[Source]
::::

Re: script life cycle

Post by Zini »

Vanilla Morrowind's CS compiled script into bytecode, which was stored in the ESX files and then executed by a VM in Morrowind. We do not support the same VM, but we do support the scripting language.

OpenMW compiles the scripts on the fly to bytecode for our own VM (the interpreter).

There are no memory issues regarding scripts (unless there is a bug we are not aware of; which is always a possibility). There is nothing to manage. Compiled scripts (except for dialogue scripts) are stored for later use, but this stuff is tiny.

The compiler works by first translating the character stream into tokens and then sending them to the parser. We have indeed separate parser classes for the different levels of syntactic constructs.

IIRC there was a memory leak in 0.23.0 (not sure how far it is going back) regarding graphics resources. That should be fixed in 0.24.0 though. Would be interesting to see if you are still getting this huge memory usage. We had also reports of memory usage problems related to the 32 bit version of OpenMW. Not sure what the state of that is, but are you running under 32 bit?
mirpa
Posts: 33
Joined: 12 May 2013, 17:01

Re: script life cycle

Post by mirpa »

::::

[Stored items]
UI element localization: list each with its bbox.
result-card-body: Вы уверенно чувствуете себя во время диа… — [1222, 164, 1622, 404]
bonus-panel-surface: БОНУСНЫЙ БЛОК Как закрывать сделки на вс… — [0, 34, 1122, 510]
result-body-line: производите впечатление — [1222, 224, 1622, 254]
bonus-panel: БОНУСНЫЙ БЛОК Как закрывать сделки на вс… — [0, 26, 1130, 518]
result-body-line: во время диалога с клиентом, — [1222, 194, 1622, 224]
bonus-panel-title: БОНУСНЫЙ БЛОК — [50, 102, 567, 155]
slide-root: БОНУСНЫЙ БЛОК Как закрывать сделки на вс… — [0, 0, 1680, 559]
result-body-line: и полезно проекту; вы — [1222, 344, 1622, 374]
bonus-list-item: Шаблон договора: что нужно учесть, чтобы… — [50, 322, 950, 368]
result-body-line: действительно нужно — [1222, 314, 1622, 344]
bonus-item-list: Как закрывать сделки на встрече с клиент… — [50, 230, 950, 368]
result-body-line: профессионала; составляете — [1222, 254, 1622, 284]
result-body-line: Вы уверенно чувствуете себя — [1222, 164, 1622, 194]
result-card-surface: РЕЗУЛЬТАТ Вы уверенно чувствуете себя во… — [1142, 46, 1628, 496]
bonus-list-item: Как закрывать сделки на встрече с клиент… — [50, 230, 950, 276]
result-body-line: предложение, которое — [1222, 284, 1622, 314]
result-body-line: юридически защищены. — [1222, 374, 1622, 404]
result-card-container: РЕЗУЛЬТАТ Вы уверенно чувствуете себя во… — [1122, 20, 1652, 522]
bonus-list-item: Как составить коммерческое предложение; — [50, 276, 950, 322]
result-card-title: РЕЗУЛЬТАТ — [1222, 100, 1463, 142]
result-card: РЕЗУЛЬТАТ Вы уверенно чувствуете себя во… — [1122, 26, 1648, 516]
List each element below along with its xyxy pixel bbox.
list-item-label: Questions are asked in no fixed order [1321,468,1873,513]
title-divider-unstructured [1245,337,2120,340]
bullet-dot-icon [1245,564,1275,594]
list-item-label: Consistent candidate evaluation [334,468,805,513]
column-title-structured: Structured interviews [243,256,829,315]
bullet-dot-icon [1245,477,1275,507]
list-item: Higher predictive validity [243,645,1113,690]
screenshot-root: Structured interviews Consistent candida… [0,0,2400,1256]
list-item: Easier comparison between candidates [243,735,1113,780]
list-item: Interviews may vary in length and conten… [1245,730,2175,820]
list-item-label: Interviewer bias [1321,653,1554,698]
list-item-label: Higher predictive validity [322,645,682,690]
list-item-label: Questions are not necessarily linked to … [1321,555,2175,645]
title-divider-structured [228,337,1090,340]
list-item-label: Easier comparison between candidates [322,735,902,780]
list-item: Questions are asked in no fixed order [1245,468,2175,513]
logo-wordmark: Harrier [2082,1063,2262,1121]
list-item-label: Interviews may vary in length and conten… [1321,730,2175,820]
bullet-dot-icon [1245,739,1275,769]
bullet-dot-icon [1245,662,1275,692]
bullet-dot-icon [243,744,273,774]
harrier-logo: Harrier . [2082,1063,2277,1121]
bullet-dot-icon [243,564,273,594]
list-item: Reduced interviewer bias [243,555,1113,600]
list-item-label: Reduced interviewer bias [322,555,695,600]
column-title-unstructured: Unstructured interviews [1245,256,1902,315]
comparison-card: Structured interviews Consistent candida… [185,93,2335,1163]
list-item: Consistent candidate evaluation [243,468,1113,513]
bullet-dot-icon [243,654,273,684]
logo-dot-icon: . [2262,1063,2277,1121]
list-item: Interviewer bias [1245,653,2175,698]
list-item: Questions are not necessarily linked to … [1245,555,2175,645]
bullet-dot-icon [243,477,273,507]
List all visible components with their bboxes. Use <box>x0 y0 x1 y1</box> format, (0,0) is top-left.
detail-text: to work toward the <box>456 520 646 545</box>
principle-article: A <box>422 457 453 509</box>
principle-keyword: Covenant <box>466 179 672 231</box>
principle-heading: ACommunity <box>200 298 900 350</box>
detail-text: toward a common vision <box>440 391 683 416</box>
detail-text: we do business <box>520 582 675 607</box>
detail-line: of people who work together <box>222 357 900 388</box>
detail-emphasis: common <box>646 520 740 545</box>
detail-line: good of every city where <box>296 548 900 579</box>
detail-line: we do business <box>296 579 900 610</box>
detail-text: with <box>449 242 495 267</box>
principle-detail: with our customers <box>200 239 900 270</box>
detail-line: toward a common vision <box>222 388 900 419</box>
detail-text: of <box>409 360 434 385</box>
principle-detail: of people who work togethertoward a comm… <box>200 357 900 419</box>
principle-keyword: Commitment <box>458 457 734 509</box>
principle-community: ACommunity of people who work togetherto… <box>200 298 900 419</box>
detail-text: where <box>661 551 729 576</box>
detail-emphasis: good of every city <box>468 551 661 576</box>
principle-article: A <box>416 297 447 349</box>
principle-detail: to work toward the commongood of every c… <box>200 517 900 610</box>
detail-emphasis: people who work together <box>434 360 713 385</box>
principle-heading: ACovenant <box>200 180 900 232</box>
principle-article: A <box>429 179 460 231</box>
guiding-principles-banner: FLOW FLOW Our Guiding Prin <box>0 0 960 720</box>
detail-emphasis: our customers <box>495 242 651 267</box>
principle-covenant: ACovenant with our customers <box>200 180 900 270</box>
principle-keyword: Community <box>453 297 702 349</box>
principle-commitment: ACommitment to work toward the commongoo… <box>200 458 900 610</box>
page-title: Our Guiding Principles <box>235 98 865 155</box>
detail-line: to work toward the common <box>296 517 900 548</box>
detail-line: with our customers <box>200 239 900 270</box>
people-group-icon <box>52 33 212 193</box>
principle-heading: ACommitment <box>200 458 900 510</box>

::::

[Problems to solve]
A: According to the forum post on the script life cycle, in which version should the memory leak involving graphics resources be fixed?
B: Print the entries starting at their first line and ending with the line containing "bonus-list-item: Как составить", including both of those lines, and reproduce every character unchanged.

[Results]
A: Version 0.24.0

B:
UI element localization: list each with its bbox.
result-card-body: Вы уверенно чувствуете себя во время диа… — [1222, 164, 1622, 404]
bonus-panel-surface: БОНУСНЫЙ БЛОК Как закрывать сделки на вс… — [0, 34, 1122, 510]
result-body-line: производите впечатление — [1222, 224, 1622, 254]
bonus-panel: БОНУСНЫЙ БЛОК Как закрывать сделки на вс… — [0, 26, 1130, 518]
result-body-line: во время диалога с клиентом, — [1222, 194, 1622, 224]
bonus-panel-title: БОНУСНЫЙ БЛОК — [50, 102, 567, 155]
slide-root: БОНУСНЫЙ БЛОК Как закрывать сделки на вс… — [0, 0, 1680, 559]
result-body-line: и полезно проекту; вы — [1222, 344, 1622, 374]
bonus-list-item: Шаблон договора: что нужно учесть, чтобы… — [50, 322, 950, 368]
result-body-line: действительно нужно — [1222, 314, 1622, 344]
bonus-item-list: Как закрывать сделки на встрече с клиент… — [50, 230, 950, 368]
result-body-line: профессионала; составляете — [1222, 254, 1622, 284]
result-body-line: Вы уверенно чувствуете себя — [1222, 164, 1622, 194]
result-card-surface: РЕЗУЛЬТАТ Вы уверенно чувствуете себя во… — [1142, 46, 1628, 496]
bonus-list-item: Как закрывать сделки на встрече с клиент… — [50, 230, 950, 276]
result-body-line: предложение, которое — [1222, 284, 1622, 314]
result-body-line: юридически защищены. — [1222, 374, 1622, 404]
result-card-container: РЕЗУЛЬТАТ Вы уверенно чувствуете себя во… — [1122, 20, 1652, 522]
bonus-list-item: Как составить коммерческое предложение; — [50, 276, 950, 322]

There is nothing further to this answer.